Reproduce each line of the material precisely.

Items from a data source
************

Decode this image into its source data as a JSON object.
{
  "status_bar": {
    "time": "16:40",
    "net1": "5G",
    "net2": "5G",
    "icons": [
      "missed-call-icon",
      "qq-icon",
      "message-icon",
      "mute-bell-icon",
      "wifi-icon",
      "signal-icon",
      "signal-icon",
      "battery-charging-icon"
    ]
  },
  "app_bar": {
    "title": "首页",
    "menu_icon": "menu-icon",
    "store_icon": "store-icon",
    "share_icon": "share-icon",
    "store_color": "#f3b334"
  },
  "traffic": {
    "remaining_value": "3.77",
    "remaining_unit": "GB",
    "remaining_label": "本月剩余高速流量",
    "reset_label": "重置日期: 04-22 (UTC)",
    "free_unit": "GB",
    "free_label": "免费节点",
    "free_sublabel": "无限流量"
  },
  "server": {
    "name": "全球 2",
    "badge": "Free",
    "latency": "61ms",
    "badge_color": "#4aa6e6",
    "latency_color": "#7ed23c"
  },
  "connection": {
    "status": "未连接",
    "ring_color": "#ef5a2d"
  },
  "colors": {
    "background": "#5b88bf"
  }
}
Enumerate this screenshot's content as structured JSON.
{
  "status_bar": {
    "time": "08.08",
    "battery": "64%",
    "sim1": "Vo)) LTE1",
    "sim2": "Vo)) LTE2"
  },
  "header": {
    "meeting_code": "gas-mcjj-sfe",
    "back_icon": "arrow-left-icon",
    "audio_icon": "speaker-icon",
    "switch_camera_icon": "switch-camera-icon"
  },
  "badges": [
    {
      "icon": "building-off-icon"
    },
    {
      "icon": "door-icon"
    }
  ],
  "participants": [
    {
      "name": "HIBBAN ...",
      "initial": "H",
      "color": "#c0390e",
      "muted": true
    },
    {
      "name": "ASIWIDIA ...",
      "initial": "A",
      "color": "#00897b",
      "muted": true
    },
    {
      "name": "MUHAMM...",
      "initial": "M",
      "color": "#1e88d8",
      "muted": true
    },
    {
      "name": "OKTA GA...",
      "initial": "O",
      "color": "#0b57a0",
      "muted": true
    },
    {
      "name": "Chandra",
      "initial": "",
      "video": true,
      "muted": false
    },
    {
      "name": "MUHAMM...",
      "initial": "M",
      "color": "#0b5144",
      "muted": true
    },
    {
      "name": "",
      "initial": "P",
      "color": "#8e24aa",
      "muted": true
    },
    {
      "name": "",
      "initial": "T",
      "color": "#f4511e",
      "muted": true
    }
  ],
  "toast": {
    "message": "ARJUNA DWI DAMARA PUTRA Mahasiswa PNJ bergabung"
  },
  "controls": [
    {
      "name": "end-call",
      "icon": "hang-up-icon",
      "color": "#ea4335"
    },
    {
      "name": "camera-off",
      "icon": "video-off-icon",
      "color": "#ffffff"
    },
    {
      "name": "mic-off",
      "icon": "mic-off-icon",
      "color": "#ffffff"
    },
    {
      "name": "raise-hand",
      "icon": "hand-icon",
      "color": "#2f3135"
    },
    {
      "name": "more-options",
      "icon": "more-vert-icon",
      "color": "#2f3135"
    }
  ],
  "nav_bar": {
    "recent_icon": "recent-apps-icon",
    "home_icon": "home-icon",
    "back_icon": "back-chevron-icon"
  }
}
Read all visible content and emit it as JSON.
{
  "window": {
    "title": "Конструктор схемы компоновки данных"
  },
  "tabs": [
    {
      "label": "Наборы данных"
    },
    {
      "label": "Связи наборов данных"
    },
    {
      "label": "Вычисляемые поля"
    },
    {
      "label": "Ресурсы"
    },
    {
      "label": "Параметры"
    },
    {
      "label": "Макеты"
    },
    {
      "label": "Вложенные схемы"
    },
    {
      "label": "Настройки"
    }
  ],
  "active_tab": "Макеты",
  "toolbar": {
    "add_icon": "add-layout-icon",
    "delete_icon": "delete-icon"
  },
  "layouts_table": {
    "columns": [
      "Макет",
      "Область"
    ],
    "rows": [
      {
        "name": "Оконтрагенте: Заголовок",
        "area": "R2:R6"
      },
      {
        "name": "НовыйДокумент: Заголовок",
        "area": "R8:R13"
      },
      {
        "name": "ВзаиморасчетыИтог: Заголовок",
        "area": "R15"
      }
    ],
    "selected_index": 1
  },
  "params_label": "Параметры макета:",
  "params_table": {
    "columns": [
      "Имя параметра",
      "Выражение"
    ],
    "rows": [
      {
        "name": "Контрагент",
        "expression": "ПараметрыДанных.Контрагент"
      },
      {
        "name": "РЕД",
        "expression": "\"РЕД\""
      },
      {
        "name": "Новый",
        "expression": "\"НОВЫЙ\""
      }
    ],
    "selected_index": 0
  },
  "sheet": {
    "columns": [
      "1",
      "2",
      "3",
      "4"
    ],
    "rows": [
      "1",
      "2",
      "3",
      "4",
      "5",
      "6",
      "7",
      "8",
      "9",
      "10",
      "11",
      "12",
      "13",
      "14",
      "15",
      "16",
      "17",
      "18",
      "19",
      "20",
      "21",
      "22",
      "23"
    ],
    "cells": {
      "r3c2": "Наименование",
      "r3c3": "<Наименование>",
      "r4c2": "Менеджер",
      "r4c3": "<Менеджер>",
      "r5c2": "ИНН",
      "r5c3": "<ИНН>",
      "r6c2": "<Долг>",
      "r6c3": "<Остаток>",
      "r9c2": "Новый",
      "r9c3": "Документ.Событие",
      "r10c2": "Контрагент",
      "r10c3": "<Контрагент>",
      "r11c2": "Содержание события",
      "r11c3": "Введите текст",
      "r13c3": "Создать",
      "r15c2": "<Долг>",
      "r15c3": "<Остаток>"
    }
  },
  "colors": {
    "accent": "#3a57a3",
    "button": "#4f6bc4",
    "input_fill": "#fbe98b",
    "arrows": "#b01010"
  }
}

************

_Output below_
Decode this image into its source data as a JSON object.
{
  "status_bar": {
    "time": "16:40",
    "net1": "5G",
    "net2": "5G",
    "icons": [
      "missed-call-icon",
      "qq-icon",
      "message-icon",
      "mute-bell-icon",
      "wifi-icon",
      "signal-icon",
      "signal-icon",
      "battery-charging-icon"
    ]
  },
  "app_bar": {
    "title": "首页",
    "menu_icon": "menu-icon",
    "store_icon": "store-icon",
    "share_icon": "share-icon",
    "store_color": "#f3b334"
  },
  "traffic": {
    "remaining_value": "3.77",
    "remaining_unit": "GB",
    "remaining_label": "本月剩余高速流量",
    "reset_label": "重置日期: 04-22 (UTC)",
    "free_unit": "GB",
    "free_label": "免费节点",
    "free_sublabel": "无限流量"
  },
  "server": {
    "name": "全球 2",
    "badge": "Free",
    "latency": "61ms",
    "badge_color": "#4aa6e6",
    "latency_color": "#7ed23c"
  },
  "connection": {
    "status": "未连接",
    "ring_color": "#ef5a2d"
  },
  "colors": {
    "background": "#5b88bf"
  }
}
Enumerate this screenshot's content as structured JSON.
{
  "status_bar": {
    "time": "08.08",
    "battery": "64%",
    "sim1": "Vo)) LTE1",
    "sim2": "Vo)) LTE2"
  },
  "header": {
    "meeting_code": "gas-mcjj-sfe",
    "back_icon": "arrow-left-icon",
    "audio_icon": "speaker-icon",
    "switch_camera_icon": "switch-camera-icon"
  },
  "badges": [
    {
      "icon": "building-off-icon"
    },
    {
      "icon": "door-icon"
    }
  ],
  "participants": [
    {
      "name": "HIBBAN ...",
      "initial": "H",
      "color": "#c0390e",
      "muted": true
    },
    {
      "name": "ASIWIDIA ...",
      "initial": "A",
      "color": "#00897b",
      "muted": true
    },
    {
      "name": "MUHAMM...",
      "initial": "M",
      "color": "#1e88d8",
      "muted": true
    },
    {
      "name": "OKTA GA...",
      "initial": "O",
      "color": "#0b57a0",
      "muted": true
    },
    {
      "name": "Chandra",
      "initial": "",
      "video": true,
      "muted": false
    },
    {
      "name": "MUHAMM...",
      "initial": "M",
      "color": "#0b5144",
      "muted": true
    },
    {
      "name": "",
      "initial": "P",
      "color": "#8e24aa",
      "muted": true
    },
    {
      "name": "",
      "initial": "T",
      "color": "#f4511e",
      "muted": true
    }
  ],
  "toast": {
    "message": "ARJUNA DWI DAMARA PUTRA Mahasiswa PNJ bergabung"
  },
  "controls": [
    {
      "name": "end-call",
      "icon": "hang-up-icon",
      "color": "#ea4335"
    },
    {
      "name": "camera-off",
      "icon": "video-off-icon",
      "color": "#ffffff"
    },
    {
      "name": "mic-off",
      "icon": "mic-off-icon",
      "color": "#ffffff"
    },
    {
      "name": "raise-hand",
      "icon": "hand-icon",
      "color": "#2f3135"
    },
    {
      "name": "more-options",
      "icon": "more-vert-icon",
      "color": "#2f3135"
    }
  ],
  "nav_bar": {
    "recent_icon": "recent-apps-icon",
    "home_icon": "home-icon",
    "back_icon": "back-chevron-icon"
  }
}
Read all visible content and emit it as JSON.
{
  "window": {
    "title": "Конструктор схемы компоновки данных"
  },
  "tabs": [
    {
      "label": "Наборы данных"
    },
    {
      "label": "Связи наборов данных"
    },
    {
      "label": "Вычисляемые поля"
    },
    {
      "label": "Ресурсы"
    },
    {
      "label": "Параметры"
    },
    {
      "label": "Макеты"
    },
    {
      "label": "Вложенные схемы"
    },
    {
      "label": "Настройки"
    }
  ],
  "active_tab": "Макеты",
  "toolbar": {
    "add_icon": "add-layout-icon",
    "delete_icon": "delete-icon"
  },
  "layouts_table": {
    "columns": [
      "Макет",
      "Область"
    ],
    "rows": [
      {
        "name": "Оконтрагенте: Заголовок",
        "area": "R2:R6"
      },
      {
        "name": "НовыйДокумент: Заголовок",
        "area": "R8:R13"
      },
      {
        "name": "ВзаиморасчетыИтог: Заголовок",
        "area": "R15"
      }
    ],
    "selected_index": 1
  },
  "params_label": "Параметры макета:",
  "params_table": {
    "columns": [
      "Имя параметра",
      "Выражение"
    ],
    "rows": [
      {
        "name": "Контрагент",
        "expression": "ПараметрыДанных.Контрагент"
      },
      {
        "name": "РЕД",
        "expression": "\"РЕД\""
      },
      {
        "name": "Новый",
        "expression": "\"НОВЫЙ\""
      }
    ],
    "selected_index": 0
  },
  "sheet": {
    "columns": [
      "1",
      "2",
      "3",
      "4"
    ],
    "rows": [
      "1",
      "2",
      "3",
      "4",
      "5",
      "6",
      "7",
      "8",
      "9",
      "10",
      "11",
      "12",
      "13",
      "14",
      "15",
      "16",
      "17",
      "18",
      "19",
      "20",
      "21",
      "22",
      "23"
    ],
    "cells": {
      "r3c2": "Наименование",
      "r3c3": "<Наименование>",
      "r4c2": "Менеджер",
      "r4c3": "<Менеджер>",
      "r5c2": "ИНН",
      "r5c3": "<ИНН>",
      "r6c2": "<Долг>",
      "r6c3": "<Остаток>",
      "r9c2": "Новый",
      "r9c3": "Документ.Событие",
      "r10c2": "Контрагент",
      "r10c3": "<Контрагент>",
      "r11c2": "Содержание события",
      "r11c3": "Введите текст",
      "r13c3": "Создать",
      "r15c2": "<Долг>",
      "r15c3": "<Остаток>"
    }
  },
  "colors": {
    "accent": "#3a57a3",
    "button": "#4f6bc4",
    "input_fill": "#fbe98b",
    "arrows": "#b01010"
  }
}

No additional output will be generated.